Beneath this task is a listing; retype all of it exactly.
***
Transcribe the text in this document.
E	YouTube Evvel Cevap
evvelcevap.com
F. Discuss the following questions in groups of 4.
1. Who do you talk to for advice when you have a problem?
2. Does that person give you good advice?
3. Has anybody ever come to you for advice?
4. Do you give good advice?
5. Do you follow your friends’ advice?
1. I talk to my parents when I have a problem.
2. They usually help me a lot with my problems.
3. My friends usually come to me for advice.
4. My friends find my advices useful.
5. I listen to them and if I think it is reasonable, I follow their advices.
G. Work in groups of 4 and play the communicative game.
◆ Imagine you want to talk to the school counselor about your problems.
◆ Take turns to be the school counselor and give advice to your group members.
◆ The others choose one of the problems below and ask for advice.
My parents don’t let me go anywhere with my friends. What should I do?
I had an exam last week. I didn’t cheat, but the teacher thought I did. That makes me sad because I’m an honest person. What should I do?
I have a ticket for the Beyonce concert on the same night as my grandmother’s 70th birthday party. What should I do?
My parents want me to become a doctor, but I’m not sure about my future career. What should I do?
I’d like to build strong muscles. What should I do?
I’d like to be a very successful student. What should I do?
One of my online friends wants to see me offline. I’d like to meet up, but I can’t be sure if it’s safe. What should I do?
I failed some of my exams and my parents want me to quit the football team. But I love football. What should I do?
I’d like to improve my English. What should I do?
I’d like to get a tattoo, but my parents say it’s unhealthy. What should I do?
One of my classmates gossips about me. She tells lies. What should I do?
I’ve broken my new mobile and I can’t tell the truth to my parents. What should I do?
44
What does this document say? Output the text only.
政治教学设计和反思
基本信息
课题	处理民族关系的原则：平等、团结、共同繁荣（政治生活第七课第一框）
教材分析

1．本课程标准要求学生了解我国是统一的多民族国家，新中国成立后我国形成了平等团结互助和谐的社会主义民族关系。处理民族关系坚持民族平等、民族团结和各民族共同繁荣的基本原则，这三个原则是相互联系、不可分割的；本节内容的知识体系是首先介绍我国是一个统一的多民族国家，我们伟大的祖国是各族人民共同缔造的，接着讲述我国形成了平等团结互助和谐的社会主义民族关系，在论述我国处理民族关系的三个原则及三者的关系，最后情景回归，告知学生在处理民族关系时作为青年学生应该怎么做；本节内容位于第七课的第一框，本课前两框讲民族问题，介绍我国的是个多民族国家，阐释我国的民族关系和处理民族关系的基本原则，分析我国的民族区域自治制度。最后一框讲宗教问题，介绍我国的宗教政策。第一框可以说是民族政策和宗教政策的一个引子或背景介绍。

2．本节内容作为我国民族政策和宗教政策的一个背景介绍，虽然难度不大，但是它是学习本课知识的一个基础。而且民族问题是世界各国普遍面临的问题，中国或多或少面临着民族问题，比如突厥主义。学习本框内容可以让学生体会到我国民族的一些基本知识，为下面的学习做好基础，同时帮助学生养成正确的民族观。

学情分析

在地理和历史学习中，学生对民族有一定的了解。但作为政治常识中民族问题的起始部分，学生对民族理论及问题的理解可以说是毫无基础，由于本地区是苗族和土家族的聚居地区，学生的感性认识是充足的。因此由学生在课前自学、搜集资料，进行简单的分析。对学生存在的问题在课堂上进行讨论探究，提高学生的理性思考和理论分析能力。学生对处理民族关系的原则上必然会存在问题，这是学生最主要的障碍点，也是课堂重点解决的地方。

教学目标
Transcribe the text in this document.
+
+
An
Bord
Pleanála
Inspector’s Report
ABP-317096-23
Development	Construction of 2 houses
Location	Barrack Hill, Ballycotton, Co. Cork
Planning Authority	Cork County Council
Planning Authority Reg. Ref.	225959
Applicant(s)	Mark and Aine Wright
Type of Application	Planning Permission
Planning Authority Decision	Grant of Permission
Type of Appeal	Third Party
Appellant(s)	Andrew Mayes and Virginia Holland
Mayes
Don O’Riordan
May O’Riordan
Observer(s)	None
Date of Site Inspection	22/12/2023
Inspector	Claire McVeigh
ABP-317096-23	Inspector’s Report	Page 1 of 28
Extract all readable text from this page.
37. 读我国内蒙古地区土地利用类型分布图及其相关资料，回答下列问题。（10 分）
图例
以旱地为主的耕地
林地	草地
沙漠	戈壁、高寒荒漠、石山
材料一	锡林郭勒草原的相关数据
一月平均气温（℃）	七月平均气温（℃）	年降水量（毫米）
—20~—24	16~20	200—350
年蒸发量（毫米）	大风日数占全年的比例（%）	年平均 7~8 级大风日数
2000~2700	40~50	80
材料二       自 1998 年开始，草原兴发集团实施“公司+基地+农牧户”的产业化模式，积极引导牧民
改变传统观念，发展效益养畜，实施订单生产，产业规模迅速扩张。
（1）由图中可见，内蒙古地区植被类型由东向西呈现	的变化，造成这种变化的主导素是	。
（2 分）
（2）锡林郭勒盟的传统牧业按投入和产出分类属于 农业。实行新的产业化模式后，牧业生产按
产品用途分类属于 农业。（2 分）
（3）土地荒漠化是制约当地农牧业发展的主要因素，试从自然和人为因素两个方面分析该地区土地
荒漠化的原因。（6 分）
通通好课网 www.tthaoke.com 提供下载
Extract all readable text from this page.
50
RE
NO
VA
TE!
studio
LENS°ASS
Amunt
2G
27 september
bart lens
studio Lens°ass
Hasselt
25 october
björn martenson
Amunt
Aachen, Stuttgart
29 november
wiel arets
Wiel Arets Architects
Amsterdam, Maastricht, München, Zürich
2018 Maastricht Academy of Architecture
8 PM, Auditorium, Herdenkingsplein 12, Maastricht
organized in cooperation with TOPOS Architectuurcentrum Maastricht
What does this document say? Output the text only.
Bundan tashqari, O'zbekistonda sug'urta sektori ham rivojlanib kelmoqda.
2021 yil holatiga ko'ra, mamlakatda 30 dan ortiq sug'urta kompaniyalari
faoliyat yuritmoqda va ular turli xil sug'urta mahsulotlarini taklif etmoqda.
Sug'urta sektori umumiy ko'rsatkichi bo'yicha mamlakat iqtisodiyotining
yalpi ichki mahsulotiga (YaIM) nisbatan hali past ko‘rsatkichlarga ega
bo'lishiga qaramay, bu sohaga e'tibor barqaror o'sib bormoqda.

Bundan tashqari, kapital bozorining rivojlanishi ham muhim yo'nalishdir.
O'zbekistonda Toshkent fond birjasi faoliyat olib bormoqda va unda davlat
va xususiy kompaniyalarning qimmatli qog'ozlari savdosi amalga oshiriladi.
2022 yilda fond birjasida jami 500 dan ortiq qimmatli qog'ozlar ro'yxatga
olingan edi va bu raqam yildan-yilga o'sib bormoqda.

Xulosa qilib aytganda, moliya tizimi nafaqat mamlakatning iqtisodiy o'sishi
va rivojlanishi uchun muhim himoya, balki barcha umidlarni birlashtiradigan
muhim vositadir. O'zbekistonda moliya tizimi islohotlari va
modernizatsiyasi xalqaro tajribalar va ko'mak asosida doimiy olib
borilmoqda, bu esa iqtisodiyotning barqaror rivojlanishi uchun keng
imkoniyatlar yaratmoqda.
***
**RIGHT ANSWER:**
Transcribe the text in this document.
E	YouTube Evvel Cevap
evvelcevap.com
F. Discuss the following questions in groups of 4.
1. Who do you talk to for advice when you have a problem?
2. Does that person give you good advice?
3. Has anybody ever come to you for advice?
4. Do you give good advice?
5. Do you follow your friends’ advice?
1. I talk to my parents when I have a problem.
2. They usually help me a lot with my problems.
3. My friends usually come to me for advice.
4. My friends find my advices useful.
5. I listen to them and if I think it is reasonable, I follow their advices.
G. Work in groups of 4 and play the communicative game.
◆ Imagine you want to talk to the school counselor about your problems.
◆ Take turns to be the school counselor and give advice to your group members.
◆ The others choose one of the problems below and ask for advice.
My parents don’t let me go anywhere with my friends. What should I do?
I had an exam last week. I didn’t cheat, but the teacher thought I did. That makes me sad because I’m an honest person. What should I do?
I have a ticket for the Beyonce concert on the same night as my grandmother’s 70th birthday party. What should I do?
My parents want me to become a doctor, but I’m not sure about my future career. What should I do?
I’d like to build strong muscles. What should I do?
I’d like to be a very successful student. What should I do?
One of my online friends wants to see me offline. I’d like to meet up, but I can’t be sure if it’s safe. What should I do?
I failed some of my exams and my parents want me to quit the football team. But I love football. What should I do?
I’d like to improve my English. What should I do?
I’d like to get a tattoo, but my parents say it’s unhealthy. What should I do?
One of my classmates gossips about me. She tells lies. What should I do?
I’ve broken my new mobile and I can’t tell the truth to my parents. What should I do?
44
What does this document say? Output the text only.
政治教学设计和反思
基本信息
课题	处理民族关系的原则：平等、团结、共同繁荣（政治生活第七课第一框）
教材分析

1．本课程标准要求学生了解我国是统一的多民族国家，新中国成立后我国形成了平等团结互助和谐的社会主义民族关系。处理民族关系坚持民族平等、民族团结和各民族共同繁荣的基本原则，这三个原则是相互联系、不可分割的；本节内容的知识体系是首先介绍我国是一个统一的多民族国家，我们伟大的祖国是各族人民共同缔造的，接着讲述我国形成了平等团结互助和谐的社会主义民族关系，在论述我国处理民族关系的三个原则及三者的关系，最后情景回归，告知学生在处理民族关系时作为青年学生应该怎么做；本节内容位于第七课的第一框，本课前两框讲民族问题，介绍我国的是个多民族国家，阐释我国的民族关系和处理民族关系的基本原则，分析我国的民族区域自治制度。最后一框讲宗教问题，介绍我国的宗教政策。第一框可以说是民族政策和宗教政策的一个引子或背景介绍。

2．本节内容作为我国民族政策和宗教政策的一个背景介绍，虽然难度不大，但是它是学习本课知识的一个基础。而且民族问题是世界各国普遍面临的问题，中国或多或少面临着民族问题，比如突厥主义。学习本框内容可以让学生体会到我国民族的一些基本知识，为下面的学习做好基础，同时帮助学生养成正确的民族观。

学情分析

在地理和历史学习中，学生对民族有一定的了解。但作为政治常识中民族问题的起始部分，学生对民族理论及问题的理解可以说是毫无基础，由于本地区是苗族和土家族的聚居地区，学生的感性认识是充足的。因此由学生在课前自学、搜集资料，进行简单的分析。对学生存在的问题在课堂上进行讨论探究，提高学生的理性思考和理论分析能力。学生对处理民族关系的原则上必然会存在问题，这是学生最主要的障碍点，也是课堂重点解决的地方。

教学目标
Transcribe the text in this document.
+
+
An
Bord
Pleanála
Inspector’s Report
ABP-317096-23
Development	Construction of 2 houses
Location	Barrack Hill, Ballycotton, Co. Cork
Planning Authority	Cork County Council
Planning Authority Reg. Ref.	225959
Applicant(s)	Mark and Aine Wright
Type of Application	Planning Permission
Planning Authority Decision	Grant of Permission
Type of Appeal	Third Party
Appellant(s)	Andrew Mayes and Virginia Holland
Mayes
Don O’Riordan
May O’Riordan
Observer(s)	None
Date of Site Inspection	22/12/2023
Inspector	Claire McVeigh
ABP-317096-23	Inspector’s Report	Page 1 of 28
Extract all readable text from this page.
37. 读我国内蒙古地区土地利用类型分布图及其相关资料，回答下列问题。（10 分）
图例
以旱地为主的耕地
林地	草地
沙漠	戈壁、高寒荒漠、石山
材料一	锡林郭勒草原的相关数据
一月平均气温（℃）	七月平均气温（℃）	年降水量（毫米）
—20~—24	16~20	200—350
年蒸发量（毫米）	大风日数占全年的比例（%）	年平均 7~8 级大风日数
2000~2700	40~50	80
材料二       自 1998 年开始，草原兴发集团实施“公司+基地+农牧户”的产业化模式，积极引导牧民
改变传统观念，发展效益养畜，实施订单生产，产业规模迅速扩张。
（1）由图中可见，内蒙古地区植被类型由东向西呈现	的变化，造成这种变化的主导素是	。
（2 分）
（2）锡林郭勒盟的传统牧业按投入和产出分类属于 农业。实行新的产业化模式后，牧业生产按
产品用途分类属于 农业。（2 分）
（3）土地荒漠化是制约当地农牧业发展的主要因素，试从自然和人为因素两个方面分析该地区土地
荒漠化的原因。（6 分）
通通好课网 www.tthaoke.com 提供下载
Extract all readable text from this page.
50
RE
NO
VA
TE!
studio
LENS°ASS
Amunt
2G
27 september
bart lens
studio Lens°ass
Hasselt
25 october
björn martenson
Amunt
Aachen, Stuttgart
29 november
wiel arets
Wiel Arets Architects
Amsterdam, Maastricht, München, Zürich
2018 Maastricht Academy of Architecture
8 PM, Auditorium, Herdenkingsplein 12, Maastricht
organized in cooperation with TOPOS Architectuurcentrum Maastricht
What does this document say? Output the text only.
Bundan tashqari, O'zbekistonda sug'urta sektori ham rivojlanib kelmoqda.
2021 yil holatiga ko'ra, mamlakatda 30 dan ortiq sug'urta kompaniyalari
faoliyat yuritmoqda va ular turli xil sug'urta mahsulotlarini taklif etmoqda.
Sug'urta sektori umumiy ko'rsatkichi bo'yicha mamlakat iqtisodiyotining
yalpi ichki mahsulotiga (YaIM) nisbatan hali past ko‘rsatkichlarga ega
bo'lishiga qaramay, bu sohaga e'tibor barqaror o'sib bormoqda.

Bundan tashqari, kapital bozorining rivojlanishi ham muhim yo'nalishdir.
O'zbekistonda Toshkent fond birjasi faoliyat olib bormoqda va unda davlat
va xususiy kompaniyalarning qimmatli qog'ozlari savdosi amalga oshiriladi.
2022 yilda fond birjasida jami 500 dan ortiq qimmatli qog'ozlar ro'yxatga
olingan edi va bu raqam yildan-yilga o'sib bormoqda.

Xulosa qilib aytganda, moliya tizimi nafaqat mamlakatning iqtisodiy o'sishi
va rivojlanishi uchun muhim himoya, balki barcha umidlarni birlashtiradigan
muhim vositadir. O'zbekistonda moliya tizimi islohotlari va
modernizatsiyasi xalqaro tajribalar va ko'mak asosida doimiy olib
borilmoqda, bu esa iqtisodiyotning barqaror rivojlanishi uchun keng
imkoniyatlar yaratmoqda.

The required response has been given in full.